**** Records to use ****

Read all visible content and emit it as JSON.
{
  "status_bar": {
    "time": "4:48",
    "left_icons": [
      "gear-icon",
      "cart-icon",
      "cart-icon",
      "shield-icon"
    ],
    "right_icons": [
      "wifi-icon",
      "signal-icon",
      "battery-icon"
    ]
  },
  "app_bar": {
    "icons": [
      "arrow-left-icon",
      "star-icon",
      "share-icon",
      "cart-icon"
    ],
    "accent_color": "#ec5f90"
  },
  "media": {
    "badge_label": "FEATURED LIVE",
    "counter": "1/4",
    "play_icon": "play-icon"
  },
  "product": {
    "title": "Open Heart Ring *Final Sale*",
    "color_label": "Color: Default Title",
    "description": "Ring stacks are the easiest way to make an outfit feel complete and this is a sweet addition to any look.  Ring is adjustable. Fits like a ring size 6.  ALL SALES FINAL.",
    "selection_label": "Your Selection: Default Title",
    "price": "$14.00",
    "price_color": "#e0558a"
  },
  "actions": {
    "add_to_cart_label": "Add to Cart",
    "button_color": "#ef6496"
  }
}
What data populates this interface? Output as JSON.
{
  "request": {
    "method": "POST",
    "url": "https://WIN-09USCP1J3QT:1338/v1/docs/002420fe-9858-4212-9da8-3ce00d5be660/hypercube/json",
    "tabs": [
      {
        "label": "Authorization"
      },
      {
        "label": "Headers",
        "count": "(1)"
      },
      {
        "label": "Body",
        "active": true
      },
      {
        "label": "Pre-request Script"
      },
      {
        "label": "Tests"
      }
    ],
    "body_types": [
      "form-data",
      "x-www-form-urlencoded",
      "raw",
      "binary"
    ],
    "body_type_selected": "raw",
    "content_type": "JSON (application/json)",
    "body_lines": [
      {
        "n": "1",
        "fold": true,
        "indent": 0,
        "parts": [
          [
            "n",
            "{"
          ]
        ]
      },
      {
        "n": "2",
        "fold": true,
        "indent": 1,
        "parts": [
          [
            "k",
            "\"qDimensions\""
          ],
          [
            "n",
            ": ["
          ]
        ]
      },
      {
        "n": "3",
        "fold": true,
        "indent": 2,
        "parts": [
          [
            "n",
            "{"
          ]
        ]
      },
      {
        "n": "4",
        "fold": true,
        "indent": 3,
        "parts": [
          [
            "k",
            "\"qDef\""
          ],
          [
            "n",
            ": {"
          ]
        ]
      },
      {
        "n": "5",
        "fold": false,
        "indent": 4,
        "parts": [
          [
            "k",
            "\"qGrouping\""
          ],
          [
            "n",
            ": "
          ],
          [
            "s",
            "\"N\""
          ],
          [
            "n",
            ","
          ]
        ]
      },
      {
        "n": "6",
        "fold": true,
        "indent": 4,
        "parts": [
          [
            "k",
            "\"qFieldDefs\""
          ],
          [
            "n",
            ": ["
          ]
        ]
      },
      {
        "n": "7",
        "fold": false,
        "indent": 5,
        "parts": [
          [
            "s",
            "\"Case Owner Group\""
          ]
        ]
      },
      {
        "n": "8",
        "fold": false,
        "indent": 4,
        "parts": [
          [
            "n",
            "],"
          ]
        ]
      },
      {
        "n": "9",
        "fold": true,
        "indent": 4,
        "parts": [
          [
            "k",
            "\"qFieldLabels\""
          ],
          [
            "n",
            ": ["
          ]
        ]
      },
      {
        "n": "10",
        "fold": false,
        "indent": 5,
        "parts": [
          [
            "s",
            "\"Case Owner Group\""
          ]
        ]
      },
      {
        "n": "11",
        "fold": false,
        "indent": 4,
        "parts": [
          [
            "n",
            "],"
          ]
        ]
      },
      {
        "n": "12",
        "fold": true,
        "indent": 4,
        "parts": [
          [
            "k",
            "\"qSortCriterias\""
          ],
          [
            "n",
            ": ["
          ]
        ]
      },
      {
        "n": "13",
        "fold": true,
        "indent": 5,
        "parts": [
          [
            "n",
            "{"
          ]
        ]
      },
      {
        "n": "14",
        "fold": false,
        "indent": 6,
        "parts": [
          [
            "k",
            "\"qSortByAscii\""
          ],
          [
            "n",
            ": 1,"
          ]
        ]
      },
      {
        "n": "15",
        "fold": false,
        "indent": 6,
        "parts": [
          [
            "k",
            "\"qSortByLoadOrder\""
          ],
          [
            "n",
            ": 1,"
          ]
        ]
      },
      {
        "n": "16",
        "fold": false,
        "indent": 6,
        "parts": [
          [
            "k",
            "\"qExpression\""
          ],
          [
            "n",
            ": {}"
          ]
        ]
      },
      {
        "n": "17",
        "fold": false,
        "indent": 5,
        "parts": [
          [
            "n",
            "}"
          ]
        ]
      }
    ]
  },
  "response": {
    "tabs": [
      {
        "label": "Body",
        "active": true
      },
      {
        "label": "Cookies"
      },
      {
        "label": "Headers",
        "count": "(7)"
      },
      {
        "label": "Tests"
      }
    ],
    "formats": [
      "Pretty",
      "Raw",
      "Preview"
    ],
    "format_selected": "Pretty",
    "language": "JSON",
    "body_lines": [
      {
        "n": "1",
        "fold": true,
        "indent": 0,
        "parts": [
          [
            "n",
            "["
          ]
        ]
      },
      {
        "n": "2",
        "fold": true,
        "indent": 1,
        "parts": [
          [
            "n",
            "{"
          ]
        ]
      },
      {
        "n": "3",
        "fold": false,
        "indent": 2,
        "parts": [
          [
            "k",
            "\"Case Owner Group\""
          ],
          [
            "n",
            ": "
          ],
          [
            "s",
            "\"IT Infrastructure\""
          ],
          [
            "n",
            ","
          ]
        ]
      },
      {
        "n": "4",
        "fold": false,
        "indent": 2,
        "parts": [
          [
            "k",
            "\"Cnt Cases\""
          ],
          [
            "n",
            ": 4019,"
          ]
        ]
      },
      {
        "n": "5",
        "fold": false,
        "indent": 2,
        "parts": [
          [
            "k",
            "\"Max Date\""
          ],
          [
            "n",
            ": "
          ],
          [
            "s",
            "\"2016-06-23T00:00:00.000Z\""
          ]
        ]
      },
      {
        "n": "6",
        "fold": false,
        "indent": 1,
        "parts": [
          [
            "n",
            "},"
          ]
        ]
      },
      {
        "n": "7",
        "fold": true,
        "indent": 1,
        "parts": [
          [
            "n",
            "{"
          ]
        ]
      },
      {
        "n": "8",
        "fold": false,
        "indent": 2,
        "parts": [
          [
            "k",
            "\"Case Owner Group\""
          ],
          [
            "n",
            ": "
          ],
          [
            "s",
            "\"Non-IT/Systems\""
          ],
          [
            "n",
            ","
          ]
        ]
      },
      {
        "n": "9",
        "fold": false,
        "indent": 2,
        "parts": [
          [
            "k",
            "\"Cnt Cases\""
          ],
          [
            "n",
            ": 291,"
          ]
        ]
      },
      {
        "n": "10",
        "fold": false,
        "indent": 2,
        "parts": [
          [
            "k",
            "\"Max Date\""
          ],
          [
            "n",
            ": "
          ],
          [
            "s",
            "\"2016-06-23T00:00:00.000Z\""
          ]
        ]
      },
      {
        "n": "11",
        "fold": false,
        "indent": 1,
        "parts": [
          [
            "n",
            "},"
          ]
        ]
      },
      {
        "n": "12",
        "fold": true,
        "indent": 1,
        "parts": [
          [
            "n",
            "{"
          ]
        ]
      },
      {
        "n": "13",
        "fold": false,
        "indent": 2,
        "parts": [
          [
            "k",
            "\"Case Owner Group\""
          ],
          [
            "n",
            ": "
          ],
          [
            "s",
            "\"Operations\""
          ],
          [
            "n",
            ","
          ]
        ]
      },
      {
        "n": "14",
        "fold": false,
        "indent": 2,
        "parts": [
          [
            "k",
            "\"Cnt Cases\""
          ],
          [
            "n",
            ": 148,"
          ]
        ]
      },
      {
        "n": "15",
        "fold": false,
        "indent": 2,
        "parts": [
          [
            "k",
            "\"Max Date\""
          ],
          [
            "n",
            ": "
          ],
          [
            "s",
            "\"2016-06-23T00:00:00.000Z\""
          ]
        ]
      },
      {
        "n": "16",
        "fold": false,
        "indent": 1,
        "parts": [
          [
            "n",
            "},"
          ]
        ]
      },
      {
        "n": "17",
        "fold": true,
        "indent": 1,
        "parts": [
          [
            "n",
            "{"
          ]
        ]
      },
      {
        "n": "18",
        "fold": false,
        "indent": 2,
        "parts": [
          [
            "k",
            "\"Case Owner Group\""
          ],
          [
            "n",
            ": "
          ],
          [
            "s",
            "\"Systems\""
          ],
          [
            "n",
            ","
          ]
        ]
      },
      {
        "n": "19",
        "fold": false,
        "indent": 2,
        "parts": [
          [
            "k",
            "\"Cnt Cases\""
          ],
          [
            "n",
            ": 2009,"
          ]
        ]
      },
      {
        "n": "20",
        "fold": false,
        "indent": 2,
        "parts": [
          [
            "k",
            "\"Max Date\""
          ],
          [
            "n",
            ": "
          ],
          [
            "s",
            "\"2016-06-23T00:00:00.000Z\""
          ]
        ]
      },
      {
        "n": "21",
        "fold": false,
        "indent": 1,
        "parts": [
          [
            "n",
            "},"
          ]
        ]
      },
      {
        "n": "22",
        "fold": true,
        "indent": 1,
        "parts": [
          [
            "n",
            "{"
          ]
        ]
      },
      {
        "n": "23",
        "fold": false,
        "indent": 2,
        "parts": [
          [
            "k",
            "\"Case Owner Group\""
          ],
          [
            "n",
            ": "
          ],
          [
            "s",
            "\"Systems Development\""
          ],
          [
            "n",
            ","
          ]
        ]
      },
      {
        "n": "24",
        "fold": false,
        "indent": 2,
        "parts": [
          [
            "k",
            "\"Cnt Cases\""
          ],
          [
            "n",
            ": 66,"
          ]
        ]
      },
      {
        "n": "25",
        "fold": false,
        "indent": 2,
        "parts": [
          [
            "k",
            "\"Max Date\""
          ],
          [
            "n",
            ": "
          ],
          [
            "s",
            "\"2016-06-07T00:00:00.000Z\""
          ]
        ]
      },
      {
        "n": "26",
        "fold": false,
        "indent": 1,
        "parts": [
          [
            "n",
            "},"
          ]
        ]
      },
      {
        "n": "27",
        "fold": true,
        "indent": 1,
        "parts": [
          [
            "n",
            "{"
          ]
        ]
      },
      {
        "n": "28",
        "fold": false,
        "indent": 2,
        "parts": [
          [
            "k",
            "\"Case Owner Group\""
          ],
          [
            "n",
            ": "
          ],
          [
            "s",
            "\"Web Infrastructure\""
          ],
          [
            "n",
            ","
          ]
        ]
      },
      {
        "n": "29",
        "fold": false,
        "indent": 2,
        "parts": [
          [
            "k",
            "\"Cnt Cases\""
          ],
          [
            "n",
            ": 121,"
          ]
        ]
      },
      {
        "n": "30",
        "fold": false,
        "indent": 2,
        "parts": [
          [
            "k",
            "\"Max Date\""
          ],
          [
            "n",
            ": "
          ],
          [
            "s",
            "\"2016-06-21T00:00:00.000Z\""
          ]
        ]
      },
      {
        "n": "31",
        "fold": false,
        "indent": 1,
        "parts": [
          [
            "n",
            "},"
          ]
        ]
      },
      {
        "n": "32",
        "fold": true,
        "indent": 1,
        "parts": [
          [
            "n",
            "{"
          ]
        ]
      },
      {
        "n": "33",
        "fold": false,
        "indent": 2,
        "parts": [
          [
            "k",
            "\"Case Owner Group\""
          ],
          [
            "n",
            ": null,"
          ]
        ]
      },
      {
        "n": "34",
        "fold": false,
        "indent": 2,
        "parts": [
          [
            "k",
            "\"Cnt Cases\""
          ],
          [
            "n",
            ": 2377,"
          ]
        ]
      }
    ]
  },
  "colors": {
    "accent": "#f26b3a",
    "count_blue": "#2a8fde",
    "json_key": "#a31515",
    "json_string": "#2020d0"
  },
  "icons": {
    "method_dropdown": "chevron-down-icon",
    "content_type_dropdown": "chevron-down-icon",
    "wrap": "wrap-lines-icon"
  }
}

****

[Your goal] Copy out each line that contains the word "down".

[Result of the exercise]
    "method_dropdown": "chevron-down-icon",
    "content_type_dropdown": "chevron-down-icon",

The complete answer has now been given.